THE PROBLEM ▸
Scan the lines below; pull out those with "Sumatra".
— start of WORKING DATA —
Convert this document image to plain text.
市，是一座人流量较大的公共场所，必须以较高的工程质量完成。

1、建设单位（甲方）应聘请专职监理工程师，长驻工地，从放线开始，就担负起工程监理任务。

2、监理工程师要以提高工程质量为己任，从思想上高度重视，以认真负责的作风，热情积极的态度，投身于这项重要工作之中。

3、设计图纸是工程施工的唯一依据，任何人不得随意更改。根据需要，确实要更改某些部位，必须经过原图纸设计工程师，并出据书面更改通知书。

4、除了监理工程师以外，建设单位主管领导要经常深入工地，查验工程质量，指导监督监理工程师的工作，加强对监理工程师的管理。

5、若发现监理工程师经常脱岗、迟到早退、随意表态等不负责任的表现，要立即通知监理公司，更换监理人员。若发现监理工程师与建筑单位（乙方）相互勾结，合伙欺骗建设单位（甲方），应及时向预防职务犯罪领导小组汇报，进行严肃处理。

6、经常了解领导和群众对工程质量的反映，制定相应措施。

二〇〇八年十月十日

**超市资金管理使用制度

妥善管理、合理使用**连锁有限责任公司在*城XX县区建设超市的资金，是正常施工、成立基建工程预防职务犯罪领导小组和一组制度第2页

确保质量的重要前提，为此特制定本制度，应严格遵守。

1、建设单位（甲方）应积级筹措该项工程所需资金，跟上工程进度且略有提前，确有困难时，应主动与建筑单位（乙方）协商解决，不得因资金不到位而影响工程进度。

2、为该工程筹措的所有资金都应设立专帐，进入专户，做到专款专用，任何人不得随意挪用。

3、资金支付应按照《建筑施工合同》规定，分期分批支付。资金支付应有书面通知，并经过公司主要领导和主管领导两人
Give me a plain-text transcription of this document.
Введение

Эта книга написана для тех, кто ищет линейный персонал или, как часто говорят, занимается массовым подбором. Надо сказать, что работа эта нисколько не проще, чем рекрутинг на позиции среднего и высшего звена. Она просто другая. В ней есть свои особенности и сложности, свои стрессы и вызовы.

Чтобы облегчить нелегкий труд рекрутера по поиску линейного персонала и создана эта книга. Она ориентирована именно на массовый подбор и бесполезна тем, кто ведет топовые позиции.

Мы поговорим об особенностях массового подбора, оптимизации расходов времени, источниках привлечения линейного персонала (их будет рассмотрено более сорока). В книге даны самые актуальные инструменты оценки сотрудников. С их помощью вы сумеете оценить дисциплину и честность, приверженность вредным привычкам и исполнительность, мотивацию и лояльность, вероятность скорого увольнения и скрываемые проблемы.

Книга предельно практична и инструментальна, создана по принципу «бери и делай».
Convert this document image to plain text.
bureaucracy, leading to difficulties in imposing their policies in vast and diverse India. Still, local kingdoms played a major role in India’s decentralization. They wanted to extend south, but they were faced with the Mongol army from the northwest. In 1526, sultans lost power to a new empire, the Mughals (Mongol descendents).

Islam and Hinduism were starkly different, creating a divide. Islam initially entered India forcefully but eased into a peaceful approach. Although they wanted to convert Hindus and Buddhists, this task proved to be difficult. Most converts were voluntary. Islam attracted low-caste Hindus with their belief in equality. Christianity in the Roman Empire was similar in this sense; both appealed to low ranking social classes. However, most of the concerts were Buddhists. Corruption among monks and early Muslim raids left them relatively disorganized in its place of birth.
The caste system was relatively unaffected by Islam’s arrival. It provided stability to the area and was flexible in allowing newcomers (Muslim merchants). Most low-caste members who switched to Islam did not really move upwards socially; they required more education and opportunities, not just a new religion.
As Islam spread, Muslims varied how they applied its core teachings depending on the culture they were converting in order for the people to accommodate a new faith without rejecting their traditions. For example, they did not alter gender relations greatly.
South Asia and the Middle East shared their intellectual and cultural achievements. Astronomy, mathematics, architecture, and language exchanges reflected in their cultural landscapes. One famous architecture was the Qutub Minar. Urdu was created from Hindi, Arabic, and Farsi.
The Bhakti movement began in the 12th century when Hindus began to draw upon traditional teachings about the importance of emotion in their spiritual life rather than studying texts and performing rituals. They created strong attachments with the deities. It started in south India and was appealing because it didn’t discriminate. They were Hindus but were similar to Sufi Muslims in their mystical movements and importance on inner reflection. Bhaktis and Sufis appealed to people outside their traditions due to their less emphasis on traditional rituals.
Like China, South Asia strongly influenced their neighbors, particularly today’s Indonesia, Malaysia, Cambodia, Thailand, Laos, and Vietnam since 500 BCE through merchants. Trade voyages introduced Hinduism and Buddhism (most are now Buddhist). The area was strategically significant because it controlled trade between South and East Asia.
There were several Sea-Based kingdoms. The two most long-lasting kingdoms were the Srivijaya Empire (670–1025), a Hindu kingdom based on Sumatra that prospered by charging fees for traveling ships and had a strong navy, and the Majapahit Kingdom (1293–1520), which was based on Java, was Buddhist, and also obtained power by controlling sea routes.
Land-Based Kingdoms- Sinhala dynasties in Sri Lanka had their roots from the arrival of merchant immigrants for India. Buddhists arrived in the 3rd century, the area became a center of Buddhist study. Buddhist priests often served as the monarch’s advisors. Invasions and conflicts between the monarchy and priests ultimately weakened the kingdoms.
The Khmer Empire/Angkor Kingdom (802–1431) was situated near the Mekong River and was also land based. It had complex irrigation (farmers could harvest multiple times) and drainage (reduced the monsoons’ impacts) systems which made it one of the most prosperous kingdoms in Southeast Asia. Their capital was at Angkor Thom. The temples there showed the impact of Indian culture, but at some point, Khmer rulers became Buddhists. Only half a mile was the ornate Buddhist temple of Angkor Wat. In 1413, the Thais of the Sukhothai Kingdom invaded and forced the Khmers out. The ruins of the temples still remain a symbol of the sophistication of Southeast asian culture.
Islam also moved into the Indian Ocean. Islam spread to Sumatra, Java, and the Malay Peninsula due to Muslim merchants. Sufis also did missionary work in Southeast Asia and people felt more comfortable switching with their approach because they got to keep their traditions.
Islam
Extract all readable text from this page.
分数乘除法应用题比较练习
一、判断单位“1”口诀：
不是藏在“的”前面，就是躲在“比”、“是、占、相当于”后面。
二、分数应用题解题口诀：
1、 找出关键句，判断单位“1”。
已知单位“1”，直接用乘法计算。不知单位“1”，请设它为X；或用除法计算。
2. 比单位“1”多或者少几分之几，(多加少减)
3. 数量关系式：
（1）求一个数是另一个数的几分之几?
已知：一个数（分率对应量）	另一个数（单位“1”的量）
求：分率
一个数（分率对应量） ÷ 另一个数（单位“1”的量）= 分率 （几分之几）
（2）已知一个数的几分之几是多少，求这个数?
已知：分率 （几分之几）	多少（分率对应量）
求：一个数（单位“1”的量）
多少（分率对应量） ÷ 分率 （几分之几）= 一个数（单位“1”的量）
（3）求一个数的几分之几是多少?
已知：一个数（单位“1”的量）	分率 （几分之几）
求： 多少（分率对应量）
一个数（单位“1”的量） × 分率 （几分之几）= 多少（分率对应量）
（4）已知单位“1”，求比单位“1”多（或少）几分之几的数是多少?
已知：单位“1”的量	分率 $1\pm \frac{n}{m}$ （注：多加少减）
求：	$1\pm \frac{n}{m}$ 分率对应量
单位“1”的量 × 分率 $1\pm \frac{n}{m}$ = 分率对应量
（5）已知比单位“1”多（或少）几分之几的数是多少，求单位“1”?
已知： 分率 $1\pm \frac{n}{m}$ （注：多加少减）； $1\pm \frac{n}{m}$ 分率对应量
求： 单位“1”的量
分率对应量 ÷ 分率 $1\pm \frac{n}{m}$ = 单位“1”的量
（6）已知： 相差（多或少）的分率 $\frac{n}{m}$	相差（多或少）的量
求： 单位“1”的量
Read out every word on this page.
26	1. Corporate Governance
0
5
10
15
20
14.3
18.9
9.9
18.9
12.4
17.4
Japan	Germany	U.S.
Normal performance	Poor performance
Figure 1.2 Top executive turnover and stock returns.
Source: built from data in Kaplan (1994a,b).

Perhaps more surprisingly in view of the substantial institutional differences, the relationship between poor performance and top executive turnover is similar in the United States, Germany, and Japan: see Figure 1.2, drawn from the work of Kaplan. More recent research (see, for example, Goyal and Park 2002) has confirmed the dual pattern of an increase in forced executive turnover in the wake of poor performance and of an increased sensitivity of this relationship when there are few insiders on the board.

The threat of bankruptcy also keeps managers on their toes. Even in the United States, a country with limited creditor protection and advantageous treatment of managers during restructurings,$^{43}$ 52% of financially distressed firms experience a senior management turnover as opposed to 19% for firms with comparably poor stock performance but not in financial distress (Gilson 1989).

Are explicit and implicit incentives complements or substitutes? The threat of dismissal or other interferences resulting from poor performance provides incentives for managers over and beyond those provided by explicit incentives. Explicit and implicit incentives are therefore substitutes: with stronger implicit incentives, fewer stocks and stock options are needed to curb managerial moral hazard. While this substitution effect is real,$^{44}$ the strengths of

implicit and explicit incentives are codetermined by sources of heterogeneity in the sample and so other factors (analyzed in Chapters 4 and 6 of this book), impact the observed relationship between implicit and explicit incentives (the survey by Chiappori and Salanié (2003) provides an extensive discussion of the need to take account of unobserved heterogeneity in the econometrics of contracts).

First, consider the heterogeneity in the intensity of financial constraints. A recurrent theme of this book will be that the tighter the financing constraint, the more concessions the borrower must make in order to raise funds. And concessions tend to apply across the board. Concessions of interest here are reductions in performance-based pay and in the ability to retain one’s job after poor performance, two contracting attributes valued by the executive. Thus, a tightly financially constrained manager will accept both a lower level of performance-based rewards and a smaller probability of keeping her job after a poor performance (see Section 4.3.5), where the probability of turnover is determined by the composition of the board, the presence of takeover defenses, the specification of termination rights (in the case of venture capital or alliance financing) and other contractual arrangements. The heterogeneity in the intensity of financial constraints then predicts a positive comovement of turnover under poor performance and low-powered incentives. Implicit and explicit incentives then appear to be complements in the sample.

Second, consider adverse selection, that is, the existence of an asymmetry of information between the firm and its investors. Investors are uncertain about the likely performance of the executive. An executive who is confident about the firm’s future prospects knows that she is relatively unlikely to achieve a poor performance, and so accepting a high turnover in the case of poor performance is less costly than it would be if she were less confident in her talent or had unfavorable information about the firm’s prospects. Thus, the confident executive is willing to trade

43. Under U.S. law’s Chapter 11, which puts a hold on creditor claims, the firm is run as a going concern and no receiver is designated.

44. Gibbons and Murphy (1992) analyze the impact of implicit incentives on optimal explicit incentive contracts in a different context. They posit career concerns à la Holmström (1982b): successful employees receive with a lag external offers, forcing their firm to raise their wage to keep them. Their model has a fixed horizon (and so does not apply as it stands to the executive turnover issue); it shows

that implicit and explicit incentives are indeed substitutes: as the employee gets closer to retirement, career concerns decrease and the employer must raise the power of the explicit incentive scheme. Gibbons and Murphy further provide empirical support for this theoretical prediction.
— end of WORKING DATA —
EXERCISE SOLUTION ▸
There were several Sea-Based kingdoms. The two most long-lasting kingdoms were the Srivijaya Empire (670–1025), a Hindu kingdom based on Sumatra that prospered by charging fees for traveling ships and had a strong navy, and the Majapahit Kingdom (1293–1520), which was based on Java, was Buddhist, and also obtained power by controlling sea routes.
Islam also moved into the Indian Ocean. Islam spread to Sumatra, Java, and the Malay Peninsula due to Muslim merchants. Sufis also did missionary work in Southeast Asia and people felt more comfortable switching with their approach because they got to keep their traditions.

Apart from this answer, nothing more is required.